[Records excerpted from a collection]
□ □ □ □

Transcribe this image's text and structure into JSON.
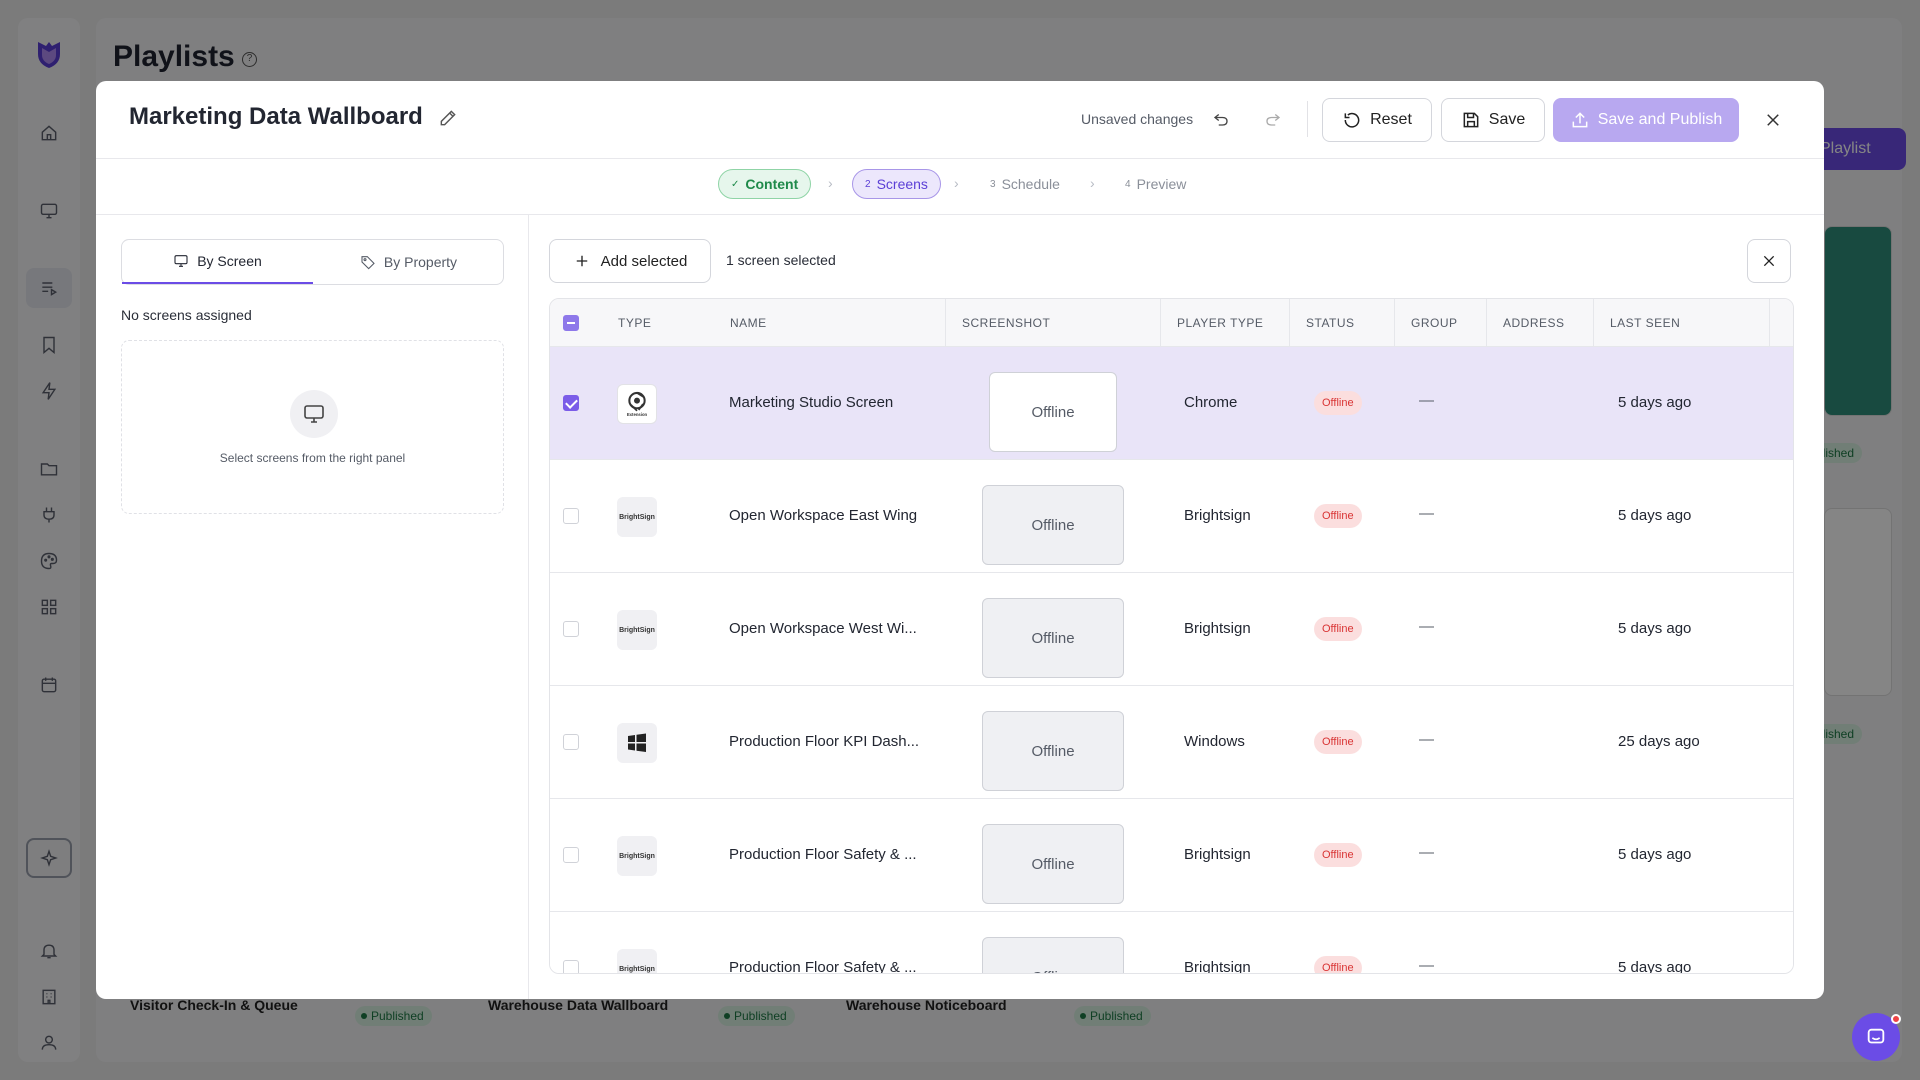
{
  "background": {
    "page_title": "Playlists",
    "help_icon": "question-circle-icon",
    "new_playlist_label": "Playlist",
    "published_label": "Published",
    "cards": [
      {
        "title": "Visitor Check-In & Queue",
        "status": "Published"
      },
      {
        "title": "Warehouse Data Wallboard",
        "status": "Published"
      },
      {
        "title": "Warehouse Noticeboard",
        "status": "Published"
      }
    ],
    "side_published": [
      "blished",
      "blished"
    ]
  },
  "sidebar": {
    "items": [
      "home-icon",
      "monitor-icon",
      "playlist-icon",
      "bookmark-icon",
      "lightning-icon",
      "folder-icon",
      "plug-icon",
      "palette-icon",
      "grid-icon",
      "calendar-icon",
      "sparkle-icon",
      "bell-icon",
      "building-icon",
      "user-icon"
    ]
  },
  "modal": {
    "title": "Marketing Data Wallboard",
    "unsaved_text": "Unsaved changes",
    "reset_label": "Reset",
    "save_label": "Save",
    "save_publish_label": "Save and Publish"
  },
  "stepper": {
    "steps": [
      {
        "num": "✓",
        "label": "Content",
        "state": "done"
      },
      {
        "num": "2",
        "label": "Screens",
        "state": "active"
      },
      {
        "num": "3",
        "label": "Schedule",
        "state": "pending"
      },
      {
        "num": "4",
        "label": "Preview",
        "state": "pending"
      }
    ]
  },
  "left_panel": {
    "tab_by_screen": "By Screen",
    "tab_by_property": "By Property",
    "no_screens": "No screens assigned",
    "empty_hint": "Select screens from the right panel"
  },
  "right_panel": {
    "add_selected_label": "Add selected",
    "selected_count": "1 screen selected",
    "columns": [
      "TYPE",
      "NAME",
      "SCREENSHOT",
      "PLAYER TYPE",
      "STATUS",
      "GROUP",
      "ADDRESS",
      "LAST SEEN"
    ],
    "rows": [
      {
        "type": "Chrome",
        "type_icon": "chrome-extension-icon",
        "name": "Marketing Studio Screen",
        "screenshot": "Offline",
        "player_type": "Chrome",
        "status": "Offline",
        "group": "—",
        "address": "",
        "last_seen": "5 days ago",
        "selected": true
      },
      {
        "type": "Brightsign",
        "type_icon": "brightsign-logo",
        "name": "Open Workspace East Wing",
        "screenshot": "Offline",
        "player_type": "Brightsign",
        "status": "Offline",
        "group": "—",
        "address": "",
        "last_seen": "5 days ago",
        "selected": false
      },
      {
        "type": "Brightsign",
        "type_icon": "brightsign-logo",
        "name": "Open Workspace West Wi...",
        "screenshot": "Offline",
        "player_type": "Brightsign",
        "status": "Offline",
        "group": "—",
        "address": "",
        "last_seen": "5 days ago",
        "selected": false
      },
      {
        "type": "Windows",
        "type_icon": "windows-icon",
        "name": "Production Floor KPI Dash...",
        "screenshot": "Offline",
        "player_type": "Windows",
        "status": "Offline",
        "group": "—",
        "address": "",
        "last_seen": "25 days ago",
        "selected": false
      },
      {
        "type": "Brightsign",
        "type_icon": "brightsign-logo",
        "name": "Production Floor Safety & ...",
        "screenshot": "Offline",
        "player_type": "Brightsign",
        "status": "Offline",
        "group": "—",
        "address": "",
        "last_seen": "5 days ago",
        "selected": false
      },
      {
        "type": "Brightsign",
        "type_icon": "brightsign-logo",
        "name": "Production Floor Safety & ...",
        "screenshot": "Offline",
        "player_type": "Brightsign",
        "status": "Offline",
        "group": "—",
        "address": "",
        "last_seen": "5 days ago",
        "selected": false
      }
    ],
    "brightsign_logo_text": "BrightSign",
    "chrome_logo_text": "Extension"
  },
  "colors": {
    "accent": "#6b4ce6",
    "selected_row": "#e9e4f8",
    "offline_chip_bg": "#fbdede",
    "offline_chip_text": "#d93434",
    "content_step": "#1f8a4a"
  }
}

□ □ □ □

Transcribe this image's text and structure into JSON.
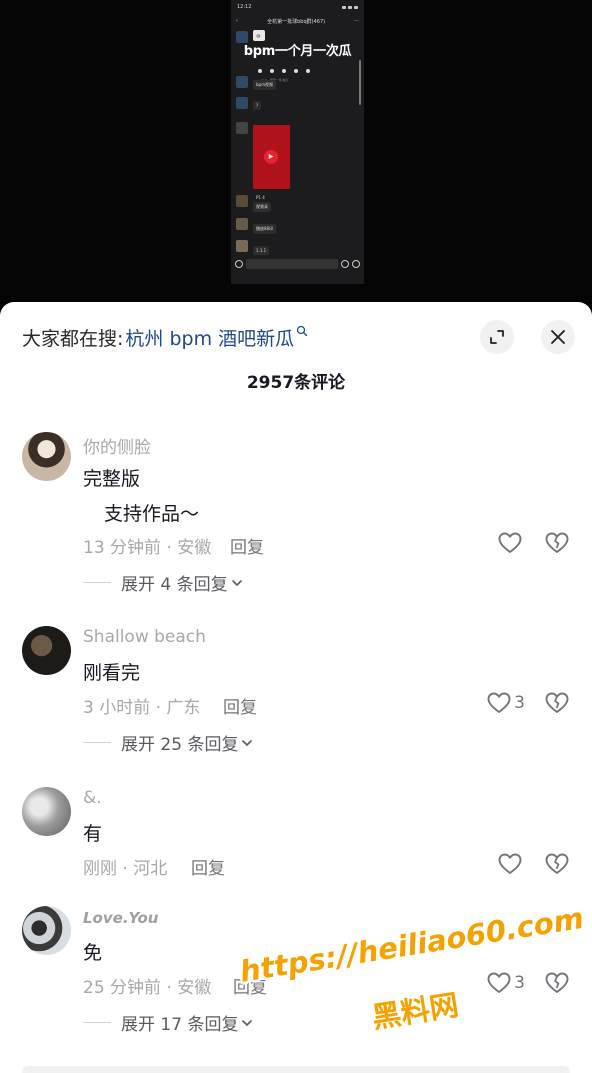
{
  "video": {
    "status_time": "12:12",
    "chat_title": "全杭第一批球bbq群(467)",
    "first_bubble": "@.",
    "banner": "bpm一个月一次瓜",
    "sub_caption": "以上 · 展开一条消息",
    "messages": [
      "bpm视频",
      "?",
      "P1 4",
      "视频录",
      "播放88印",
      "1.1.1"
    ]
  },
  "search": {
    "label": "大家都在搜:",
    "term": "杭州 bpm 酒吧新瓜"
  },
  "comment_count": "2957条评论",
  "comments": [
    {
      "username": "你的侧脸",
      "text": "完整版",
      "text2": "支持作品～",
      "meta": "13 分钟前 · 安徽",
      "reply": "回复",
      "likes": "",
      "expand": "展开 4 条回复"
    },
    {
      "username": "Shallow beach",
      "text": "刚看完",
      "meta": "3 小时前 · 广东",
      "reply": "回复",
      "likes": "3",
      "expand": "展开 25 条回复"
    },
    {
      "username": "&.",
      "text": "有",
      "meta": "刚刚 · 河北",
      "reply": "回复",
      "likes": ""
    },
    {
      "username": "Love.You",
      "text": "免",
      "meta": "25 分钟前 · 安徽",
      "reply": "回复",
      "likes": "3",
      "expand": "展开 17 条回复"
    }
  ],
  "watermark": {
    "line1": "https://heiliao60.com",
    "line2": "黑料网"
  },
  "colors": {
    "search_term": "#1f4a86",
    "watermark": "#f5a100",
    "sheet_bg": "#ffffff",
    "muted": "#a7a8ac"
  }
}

□ □ □ □

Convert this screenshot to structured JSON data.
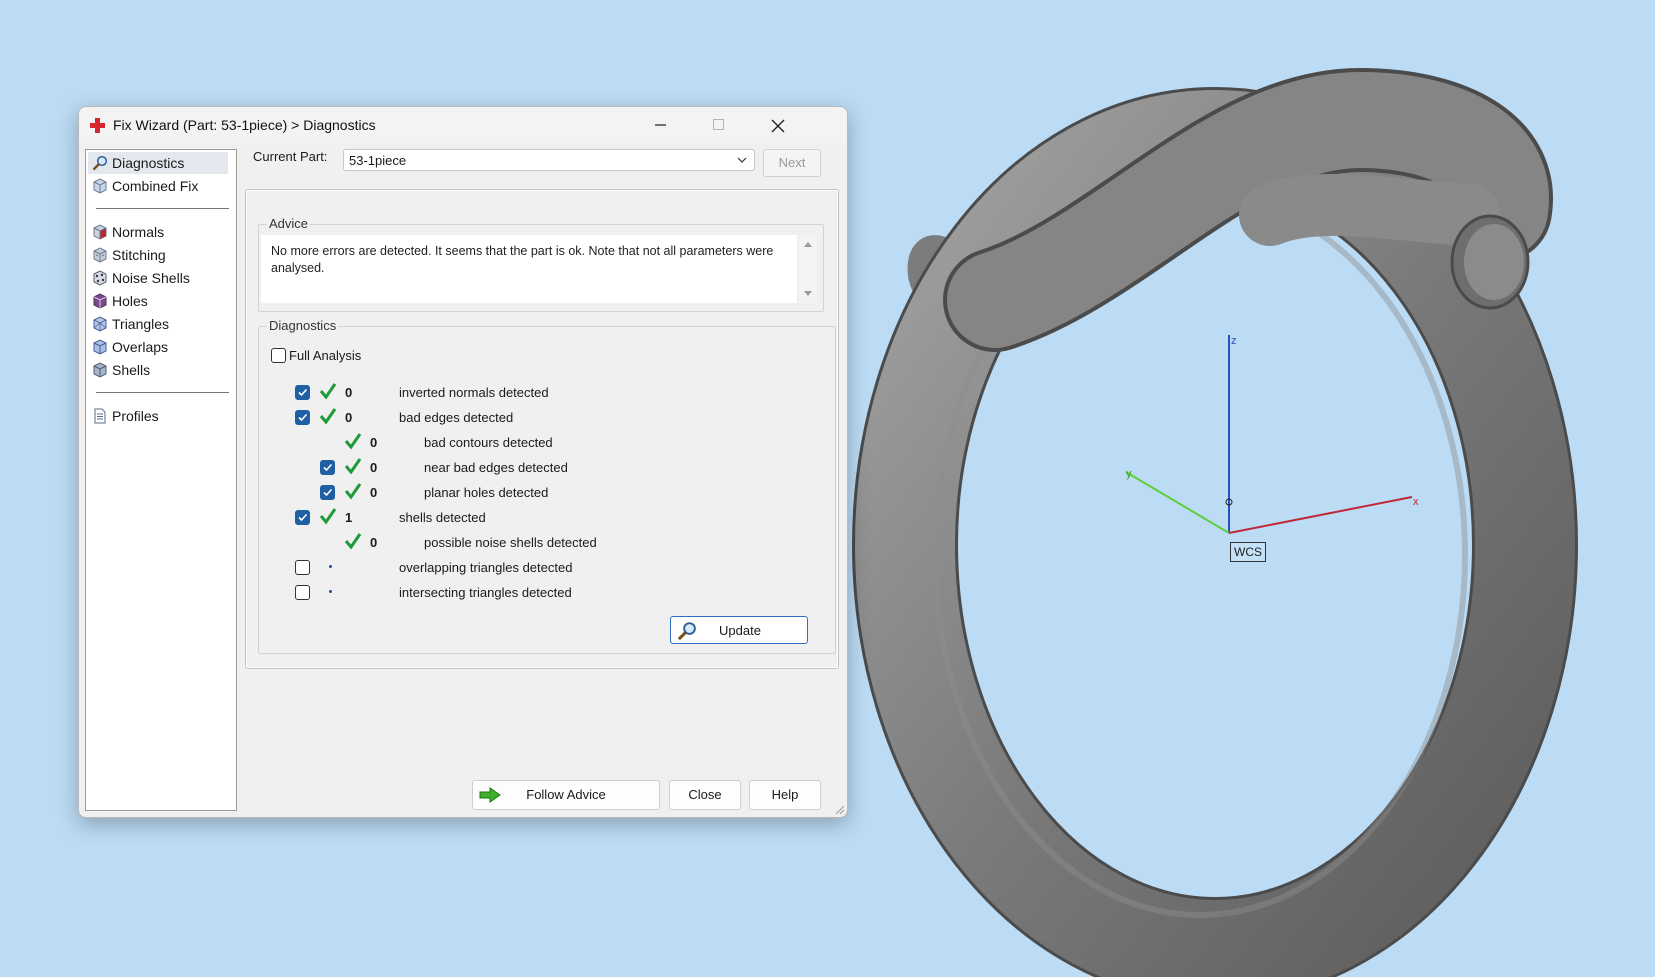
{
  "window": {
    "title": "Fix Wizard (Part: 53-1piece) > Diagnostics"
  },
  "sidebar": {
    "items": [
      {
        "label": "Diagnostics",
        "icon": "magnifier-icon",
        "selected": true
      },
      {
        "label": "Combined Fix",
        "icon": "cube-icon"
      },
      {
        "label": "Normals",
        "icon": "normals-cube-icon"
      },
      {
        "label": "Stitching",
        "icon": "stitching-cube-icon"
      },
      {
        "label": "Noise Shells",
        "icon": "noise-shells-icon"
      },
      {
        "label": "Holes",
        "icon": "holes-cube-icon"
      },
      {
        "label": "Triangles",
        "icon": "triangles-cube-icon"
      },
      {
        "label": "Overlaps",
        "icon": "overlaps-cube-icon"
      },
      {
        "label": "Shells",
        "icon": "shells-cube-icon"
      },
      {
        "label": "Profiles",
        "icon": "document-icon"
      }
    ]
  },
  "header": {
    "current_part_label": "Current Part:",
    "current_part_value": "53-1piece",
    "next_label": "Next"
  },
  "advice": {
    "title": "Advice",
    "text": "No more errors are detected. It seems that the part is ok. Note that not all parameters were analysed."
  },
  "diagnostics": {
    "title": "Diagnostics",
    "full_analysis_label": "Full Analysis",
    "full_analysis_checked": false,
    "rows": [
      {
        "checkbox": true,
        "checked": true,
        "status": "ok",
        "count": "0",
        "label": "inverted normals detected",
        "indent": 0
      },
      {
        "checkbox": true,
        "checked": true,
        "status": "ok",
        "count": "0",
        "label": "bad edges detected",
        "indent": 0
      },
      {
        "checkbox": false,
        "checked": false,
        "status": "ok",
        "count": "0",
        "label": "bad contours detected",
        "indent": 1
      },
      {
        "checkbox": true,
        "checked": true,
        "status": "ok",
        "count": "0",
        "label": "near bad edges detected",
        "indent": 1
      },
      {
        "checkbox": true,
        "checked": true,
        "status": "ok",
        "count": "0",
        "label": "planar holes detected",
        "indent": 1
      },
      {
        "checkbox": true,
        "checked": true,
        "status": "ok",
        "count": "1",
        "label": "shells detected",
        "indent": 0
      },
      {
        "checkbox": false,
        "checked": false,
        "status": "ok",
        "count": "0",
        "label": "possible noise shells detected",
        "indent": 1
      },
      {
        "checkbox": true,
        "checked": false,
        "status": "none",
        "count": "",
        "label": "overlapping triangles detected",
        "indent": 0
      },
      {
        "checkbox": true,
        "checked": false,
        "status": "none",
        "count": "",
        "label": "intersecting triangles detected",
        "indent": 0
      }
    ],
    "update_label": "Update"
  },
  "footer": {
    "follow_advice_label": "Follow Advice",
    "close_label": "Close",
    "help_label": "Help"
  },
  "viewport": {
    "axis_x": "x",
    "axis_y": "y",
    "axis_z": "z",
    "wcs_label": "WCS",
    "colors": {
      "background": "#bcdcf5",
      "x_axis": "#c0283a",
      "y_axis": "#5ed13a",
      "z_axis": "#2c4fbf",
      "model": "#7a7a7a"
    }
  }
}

□ □ □ □

#### [Set problem]
Return every line from the records above that holds the word "username".

#### [Answer to the exercise]
      "username": "你的侧脸",
      "username": "Shallow beach",
      "username": "&.",
      "username": "Love.You",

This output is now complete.